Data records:
════════════════

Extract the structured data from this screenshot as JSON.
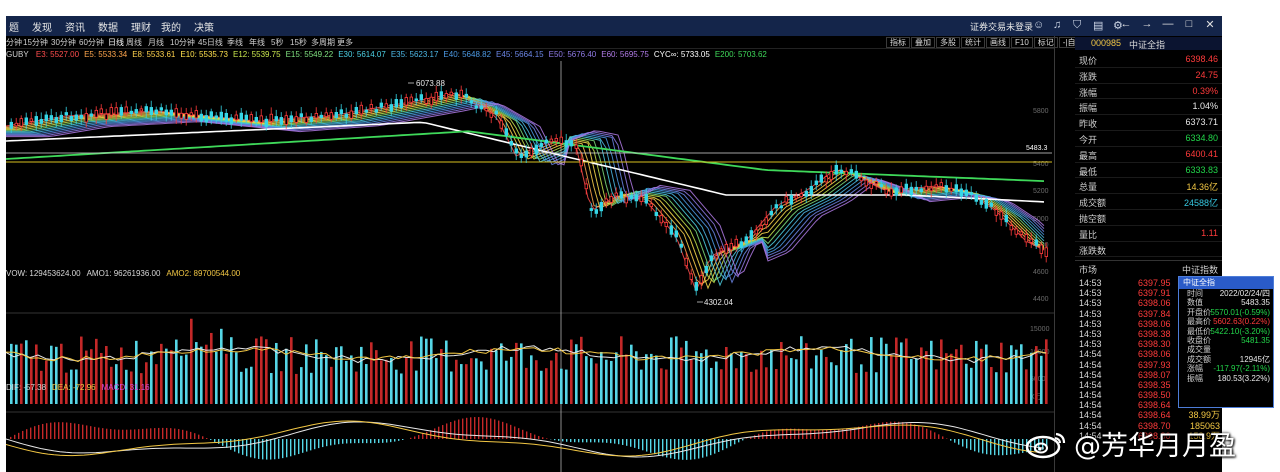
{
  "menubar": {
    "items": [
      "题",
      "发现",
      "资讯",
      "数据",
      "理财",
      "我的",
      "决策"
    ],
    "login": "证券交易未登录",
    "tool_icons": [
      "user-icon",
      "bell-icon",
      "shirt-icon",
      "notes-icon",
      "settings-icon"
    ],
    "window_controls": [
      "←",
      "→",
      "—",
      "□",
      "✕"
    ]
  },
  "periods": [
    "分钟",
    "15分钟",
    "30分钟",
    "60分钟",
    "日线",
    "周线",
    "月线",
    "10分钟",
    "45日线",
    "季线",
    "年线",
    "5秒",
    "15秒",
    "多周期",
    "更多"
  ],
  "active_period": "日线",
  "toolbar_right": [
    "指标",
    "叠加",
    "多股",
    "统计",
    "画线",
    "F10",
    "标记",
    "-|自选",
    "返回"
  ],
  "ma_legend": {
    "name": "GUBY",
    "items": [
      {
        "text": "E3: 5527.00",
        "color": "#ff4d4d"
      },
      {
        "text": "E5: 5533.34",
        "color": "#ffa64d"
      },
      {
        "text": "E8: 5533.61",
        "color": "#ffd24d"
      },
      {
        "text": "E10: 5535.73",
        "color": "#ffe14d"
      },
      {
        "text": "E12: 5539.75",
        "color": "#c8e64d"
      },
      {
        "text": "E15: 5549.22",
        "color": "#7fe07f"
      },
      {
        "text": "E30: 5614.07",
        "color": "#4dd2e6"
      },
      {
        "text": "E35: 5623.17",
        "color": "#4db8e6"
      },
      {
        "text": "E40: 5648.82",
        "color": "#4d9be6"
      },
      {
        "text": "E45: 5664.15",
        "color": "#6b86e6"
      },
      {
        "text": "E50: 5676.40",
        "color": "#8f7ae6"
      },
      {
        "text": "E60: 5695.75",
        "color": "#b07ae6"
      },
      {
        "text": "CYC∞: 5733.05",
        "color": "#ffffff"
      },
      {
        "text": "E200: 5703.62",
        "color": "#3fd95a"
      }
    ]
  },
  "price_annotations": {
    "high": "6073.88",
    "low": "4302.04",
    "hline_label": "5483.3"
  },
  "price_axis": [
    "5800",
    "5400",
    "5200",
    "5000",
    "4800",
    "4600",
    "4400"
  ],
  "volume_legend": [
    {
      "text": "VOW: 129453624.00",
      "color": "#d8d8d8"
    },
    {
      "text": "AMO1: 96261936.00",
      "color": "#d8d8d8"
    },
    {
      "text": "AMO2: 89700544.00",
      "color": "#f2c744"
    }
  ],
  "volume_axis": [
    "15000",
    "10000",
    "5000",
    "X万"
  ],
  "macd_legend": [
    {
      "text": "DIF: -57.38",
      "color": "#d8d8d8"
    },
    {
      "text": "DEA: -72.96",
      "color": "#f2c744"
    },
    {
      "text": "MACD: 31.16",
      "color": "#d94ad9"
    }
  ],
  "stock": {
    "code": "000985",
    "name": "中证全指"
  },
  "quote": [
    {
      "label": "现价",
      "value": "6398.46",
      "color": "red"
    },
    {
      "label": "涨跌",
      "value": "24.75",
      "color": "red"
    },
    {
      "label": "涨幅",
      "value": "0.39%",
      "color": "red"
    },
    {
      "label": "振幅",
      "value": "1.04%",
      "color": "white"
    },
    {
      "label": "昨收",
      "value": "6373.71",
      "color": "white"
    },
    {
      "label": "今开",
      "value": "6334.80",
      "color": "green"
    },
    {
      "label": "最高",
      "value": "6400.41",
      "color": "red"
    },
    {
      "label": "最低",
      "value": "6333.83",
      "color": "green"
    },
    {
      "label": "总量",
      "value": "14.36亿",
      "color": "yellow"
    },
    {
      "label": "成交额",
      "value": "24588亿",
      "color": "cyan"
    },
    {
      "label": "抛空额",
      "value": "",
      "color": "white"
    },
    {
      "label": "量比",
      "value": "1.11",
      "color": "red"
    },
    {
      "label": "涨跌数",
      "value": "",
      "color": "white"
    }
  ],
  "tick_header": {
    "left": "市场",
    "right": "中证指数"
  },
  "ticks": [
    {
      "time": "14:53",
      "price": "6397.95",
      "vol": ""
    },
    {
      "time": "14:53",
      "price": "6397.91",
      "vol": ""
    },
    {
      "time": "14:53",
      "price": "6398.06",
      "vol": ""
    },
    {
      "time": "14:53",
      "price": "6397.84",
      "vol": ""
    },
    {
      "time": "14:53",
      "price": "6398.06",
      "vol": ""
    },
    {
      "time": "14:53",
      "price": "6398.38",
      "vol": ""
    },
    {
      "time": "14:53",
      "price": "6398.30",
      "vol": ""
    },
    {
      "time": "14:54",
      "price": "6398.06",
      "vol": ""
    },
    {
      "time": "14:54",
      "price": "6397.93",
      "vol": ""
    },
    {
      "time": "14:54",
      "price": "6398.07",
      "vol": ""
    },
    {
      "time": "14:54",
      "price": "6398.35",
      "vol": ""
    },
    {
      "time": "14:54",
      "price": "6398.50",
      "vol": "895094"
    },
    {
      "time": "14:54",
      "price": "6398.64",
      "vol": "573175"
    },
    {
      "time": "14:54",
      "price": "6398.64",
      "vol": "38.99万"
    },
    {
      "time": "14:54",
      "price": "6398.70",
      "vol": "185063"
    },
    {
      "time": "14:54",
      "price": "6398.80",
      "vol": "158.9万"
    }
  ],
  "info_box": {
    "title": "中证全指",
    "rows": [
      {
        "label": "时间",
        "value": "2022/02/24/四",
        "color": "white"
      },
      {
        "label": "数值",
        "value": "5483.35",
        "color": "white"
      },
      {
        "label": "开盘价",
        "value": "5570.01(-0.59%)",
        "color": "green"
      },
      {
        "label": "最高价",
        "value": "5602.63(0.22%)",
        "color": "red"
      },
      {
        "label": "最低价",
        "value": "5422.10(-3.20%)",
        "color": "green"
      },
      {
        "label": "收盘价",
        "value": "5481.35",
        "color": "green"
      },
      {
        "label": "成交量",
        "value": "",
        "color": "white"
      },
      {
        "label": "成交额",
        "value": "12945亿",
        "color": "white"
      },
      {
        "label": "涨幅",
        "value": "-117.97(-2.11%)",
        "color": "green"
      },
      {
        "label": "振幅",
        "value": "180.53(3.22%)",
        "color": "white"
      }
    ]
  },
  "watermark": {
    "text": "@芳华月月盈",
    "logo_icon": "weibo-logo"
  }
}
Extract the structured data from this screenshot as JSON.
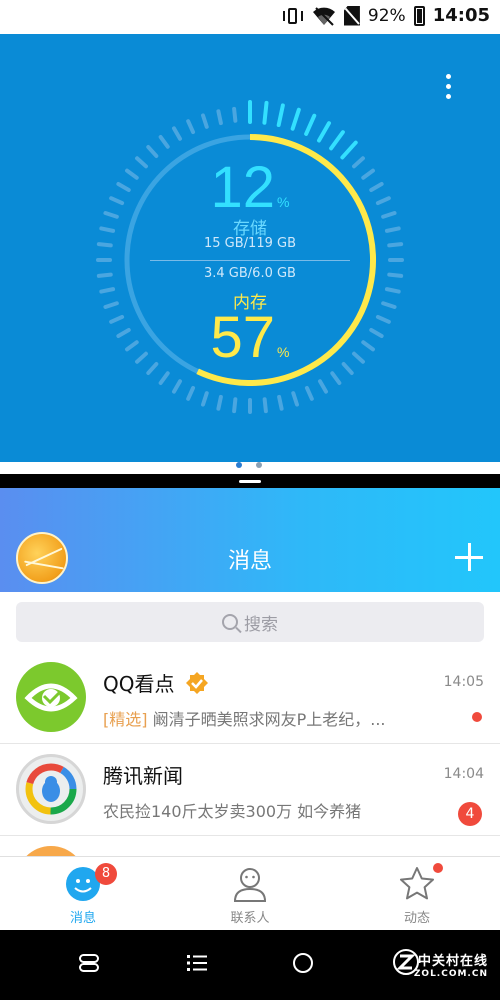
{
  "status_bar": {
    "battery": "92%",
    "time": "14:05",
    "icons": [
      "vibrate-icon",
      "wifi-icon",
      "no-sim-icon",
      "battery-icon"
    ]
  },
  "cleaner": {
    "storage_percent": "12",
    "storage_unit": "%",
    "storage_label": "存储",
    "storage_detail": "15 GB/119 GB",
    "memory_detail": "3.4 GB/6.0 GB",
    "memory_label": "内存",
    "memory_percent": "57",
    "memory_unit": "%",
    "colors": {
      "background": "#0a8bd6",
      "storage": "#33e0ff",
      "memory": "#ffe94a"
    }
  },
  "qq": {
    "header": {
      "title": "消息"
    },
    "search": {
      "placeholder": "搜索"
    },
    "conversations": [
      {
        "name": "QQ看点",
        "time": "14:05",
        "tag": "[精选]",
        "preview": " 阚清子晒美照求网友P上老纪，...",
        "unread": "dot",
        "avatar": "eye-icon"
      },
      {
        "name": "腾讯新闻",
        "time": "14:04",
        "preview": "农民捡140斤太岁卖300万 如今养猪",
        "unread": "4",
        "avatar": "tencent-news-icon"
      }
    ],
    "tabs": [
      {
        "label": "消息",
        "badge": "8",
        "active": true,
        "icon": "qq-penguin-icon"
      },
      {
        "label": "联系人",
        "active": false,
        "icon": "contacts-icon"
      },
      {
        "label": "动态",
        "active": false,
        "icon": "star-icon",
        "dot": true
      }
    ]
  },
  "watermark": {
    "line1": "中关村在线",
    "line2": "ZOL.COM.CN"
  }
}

════════════════

Where a line holds "name", copy it out.

• **Full answer**
    "name": "GUBY",
    "name": "中证全指"
        "name": "QQ看点",
        "name": "腾讯新闻",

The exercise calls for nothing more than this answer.